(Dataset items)
************

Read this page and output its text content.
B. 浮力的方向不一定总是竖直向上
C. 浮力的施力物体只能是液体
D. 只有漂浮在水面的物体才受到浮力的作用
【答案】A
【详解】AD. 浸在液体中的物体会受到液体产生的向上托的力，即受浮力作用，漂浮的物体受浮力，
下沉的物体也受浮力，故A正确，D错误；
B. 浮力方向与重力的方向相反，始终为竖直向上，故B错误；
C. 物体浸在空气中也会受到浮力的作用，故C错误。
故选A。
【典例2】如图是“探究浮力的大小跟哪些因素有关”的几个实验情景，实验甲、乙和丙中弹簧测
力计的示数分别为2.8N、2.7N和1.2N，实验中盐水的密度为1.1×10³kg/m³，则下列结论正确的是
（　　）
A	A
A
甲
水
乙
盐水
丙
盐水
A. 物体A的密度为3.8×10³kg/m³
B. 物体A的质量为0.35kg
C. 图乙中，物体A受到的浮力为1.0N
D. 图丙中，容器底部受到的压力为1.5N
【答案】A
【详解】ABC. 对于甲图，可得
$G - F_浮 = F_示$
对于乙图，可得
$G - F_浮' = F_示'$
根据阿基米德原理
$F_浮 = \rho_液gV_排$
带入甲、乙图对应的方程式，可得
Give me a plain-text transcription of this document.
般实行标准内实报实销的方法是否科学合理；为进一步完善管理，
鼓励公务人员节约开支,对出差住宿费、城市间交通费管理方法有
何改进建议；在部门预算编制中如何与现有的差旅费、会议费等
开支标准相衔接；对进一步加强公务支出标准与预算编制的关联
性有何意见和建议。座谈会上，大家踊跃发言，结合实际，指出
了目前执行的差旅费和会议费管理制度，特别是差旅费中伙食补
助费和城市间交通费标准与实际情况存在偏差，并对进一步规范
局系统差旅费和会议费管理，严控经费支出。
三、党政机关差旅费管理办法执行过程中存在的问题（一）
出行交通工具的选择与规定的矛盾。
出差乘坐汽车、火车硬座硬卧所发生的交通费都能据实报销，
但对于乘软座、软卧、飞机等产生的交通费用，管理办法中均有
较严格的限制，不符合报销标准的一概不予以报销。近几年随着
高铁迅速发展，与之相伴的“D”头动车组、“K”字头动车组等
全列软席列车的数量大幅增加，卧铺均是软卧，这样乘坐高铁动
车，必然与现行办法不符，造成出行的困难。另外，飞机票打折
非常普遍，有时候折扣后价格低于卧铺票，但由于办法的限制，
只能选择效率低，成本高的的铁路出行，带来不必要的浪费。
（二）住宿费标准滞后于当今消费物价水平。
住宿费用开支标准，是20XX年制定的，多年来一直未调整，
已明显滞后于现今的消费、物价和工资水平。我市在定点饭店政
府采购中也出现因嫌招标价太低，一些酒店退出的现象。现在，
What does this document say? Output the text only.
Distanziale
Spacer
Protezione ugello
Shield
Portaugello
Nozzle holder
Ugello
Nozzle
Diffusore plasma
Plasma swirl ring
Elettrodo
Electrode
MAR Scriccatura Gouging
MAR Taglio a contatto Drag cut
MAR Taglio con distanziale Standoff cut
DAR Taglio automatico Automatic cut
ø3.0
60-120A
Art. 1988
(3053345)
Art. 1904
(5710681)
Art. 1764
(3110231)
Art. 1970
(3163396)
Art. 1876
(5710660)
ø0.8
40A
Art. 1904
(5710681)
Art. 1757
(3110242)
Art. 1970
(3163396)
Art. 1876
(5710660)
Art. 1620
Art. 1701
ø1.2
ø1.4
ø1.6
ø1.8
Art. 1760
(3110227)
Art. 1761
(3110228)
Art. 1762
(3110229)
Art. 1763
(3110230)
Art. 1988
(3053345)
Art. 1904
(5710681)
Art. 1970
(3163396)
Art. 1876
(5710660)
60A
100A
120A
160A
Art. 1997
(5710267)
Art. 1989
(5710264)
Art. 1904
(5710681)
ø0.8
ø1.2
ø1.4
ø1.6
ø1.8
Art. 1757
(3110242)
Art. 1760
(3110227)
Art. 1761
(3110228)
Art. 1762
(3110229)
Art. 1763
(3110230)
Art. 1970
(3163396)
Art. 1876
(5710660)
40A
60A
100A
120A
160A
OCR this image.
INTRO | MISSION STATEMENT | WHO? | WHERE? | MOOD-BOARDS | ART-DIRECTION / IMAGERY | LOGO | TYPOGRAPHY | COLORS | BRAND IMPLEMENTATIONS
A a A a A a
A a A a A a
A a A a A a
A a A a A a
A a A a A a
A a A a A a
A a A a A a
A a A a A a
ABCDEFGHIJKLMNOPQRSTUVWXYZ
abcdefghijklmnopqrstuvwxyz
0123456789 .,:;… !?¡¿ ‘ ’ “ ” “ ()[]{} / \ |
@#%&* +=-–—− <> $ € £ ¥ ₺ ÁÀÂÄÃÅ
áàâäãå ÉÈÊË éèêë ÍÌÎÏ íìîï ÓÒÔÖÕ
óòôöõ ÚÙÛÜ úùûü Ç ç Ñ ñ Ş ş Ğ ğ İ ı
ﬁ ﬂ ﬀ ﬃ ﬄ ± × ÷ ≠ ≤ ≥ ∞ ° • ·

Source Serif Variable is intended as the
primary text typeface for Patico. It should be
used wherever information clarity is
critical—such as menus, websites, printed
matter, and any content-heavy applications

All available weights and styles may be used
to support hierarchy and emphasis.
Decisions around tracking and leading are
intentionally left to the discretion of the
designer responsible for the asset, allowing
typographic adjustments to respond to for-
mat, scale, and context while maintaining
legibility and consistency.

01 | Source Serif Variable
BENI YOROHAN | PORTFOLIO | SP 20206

************

Exercise:
Check every line in the material above for the string "Variable", then give only the number of lines that have it.

Exercise solution:
2